## Selection

=====

When news of the bombing broke early in the afternoon, celebratory gunfire broke out in Tripoli, Lebanon’s second-largest city, where a majority of the population are Sunni Muslims who support the Syrian opposition. There was so much gunfire that the bullets falling from the sky killed one person and injured nine others, according to a Lebanese security official who spoke on the condition of anonymity because of the sensitivity of the matter.

Thousands of Syrian refugees have also moved to Tripoli in the past year, ramping up tensions with the small community of Alawites who also live in the city. Clashes in recent months between Alawites in the neighborhood of Jabal Mohsen and Sunnis in the neighboring district of Bab Tabbaneh have left more than 20 people dead.

Ali Fouda, a spokesman for the Arab Democratic Party, the largest Alawite party in Lebanon, said the celebratory gunfire on Wednesday turned ugly. “They fired on Jabal Mohsen and wounded a child, a woman and a young man,” he said.

On Wednesday night, Hasan Nasrallah, the leader of Hezbollah, the party that is widely viewed as a proxy for the Syrian government in Lebanon, gave a speech commemorating the 2006 war with Israel and commented on the attack in Damascus.

“Today we tell the martyr leaders of Syria that the resistance is grateful for their support,” he said. “They were our colleagues in arms and our comrades in our conflict with the Israeli enemy. This army still has the capability and determination to continue and defeat all conspiracies.”

Nasrallah rounded out his speech by asking his supporters to remain calm and not respond to sectarian provocation.

“I call on the people of the resistance to be calm and tolerant,” he said. “If you hear bad words — and you will — be tolerant, because they all know that we give our souls, children and families for our country.”

=====

## Short problem 1
In the Tripoli report, list everyone Ali Fouda says was wounded when gunfire was aimed at Jabal Mohsen.
## Short problem 2
According to the Tripoli report, what event did Hasan Nasrallah's Wednesday night speech commemorate?

=====

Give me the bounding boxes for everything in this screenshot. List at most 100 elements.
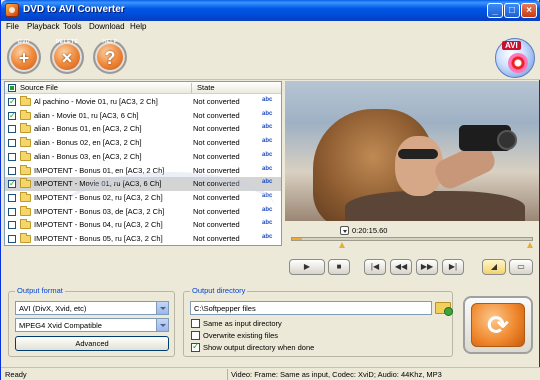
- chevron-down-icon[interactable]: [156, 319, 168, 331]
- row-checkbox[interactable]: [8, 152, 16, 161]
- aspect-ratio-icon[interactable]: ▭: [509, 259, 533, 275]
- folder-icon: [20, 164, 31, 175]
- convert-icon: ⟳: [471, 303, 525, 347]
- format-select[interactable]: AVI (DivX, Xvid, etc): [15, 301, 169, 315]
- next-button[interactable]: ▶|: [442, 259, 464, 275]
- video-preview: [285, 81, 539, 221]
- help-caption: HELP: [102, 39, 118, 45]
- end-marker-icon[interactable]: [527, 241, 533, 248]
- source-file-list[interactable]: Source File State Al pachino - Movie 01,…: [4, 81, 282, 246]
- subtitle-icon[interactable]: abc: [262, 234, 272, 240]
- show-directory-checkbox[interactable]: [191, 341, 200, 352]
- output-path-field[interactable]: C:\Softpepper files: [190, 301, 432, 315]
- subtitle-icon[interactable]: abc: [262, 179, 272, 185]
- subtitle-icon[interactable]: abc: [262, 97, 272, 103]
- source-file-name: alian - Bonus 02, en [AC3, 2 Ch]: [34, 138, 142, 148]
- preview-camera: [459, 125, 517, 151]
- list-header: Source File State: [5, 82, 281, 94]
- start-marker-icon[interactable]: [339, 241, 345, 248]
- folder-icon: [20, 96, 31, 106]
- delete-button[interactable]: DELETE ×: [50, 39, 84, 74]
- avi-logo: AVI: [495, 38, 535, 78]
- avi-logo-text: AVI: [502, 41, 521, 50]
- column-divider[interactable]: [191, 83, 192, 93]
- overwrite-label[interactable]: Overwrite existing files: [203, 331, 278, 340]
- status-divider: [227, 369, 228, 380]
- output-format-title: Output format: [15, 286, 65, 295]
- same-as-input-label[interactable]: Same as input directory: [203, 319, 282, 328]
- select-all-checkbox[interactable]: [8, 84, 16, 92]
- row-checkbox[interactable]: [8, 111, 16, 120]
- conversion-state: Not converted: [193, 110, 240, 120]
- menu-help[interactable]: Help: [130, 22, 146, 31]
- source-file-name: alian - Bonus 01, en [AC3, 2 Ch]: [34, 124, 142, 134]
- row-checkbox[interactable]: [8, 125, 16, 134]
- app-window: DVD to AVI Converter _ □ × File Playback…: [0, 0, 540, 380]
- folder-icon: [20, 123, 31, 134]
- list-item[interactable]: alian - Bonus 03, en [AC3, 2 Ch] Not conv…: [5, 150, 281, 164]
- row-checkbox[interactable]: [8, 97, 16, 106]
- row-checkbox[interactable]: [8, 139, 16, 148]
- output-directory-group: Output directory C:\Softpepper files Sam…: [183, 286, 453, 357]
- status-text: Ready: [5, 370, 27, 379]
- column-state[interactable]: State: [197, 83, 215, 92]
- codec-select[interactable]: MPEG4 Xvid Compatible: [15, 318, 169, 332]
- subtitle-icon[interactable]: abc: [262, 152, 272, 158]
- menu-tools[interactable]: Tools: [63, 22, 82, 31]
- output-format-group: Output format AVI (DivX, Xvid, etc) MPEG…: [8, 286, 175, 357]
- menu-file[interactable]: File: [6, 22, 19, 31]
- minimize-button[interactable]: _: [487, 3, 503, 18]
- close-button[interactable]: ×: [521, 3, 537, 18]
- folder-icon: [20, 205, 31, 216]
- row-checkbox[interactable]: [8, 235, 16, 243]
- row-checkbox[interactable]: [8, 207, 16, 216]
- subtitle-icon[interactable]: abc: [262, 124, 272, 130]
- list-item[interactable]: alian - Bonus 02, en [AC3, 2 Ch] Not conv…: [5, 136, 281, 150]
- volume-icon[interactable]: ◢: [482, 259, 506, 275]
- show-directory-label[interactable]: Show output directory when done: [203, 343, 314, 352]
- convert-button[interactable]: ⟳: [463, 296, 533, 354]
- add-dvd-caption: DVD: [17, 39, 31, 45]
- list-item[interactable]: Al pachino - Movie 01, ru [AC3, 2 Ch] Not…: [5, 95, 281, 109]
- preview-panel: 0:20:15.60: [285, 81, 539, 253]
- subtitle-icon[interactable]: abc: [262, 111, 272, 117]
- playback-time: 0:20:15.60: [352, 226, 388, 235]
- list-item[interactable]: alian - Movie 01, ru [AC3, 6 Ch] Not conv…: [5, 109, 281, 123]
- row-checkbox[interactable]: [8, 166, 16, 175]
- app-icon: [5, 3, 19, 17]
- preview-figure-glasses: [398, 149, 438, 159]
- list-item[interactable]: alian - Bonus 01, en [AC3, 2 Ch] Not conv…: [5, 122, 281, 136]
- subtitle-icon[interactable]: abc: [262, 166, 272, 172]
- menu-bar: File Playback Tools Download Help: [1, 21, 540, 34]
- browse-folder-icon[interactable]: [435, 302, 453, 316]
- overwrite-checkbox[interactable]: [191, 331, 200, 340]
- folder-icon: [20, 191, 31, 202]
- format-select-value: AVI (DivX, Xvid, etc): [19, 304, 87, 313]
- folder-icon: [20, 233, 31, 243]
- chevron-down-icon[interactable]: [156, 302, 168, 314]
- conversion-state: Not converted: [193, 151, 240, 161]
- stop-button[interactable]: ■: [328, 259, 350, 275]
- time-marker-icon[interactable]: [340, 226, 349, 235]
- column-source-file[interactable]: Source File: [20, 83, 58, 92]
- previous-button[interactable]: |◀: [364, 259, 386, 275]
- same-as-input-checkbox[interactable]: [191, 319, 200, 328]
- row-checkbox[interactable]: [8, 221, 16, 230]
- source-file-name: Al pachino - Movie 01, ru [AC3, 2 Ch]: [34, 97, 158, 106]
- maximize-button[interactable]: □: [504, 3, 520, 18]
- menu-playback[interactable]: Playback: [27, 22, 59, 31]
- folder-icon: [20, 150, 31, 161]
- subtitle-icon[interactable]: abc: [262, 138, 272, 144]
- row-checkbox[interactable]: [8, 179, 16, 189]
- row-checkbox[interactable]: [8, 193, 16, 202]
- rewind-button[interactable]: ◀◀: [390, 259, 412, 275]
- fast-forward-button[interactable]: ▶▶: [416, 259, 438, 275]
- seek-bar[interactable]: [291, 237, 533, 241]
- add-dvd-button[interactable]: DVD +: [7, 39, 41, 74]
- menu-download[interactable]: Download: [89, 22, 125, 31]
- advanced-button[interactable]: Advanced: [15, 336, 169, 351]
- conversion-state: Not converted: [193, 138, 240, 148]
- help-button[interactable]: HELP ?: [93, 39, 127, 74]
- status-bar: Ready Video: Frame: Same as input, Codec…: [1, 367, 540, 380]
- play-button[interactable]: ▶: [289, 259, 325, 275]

=====

## Correct response 1
A child, a woman and a young man

## Correct response 2
The 2006 war with Israel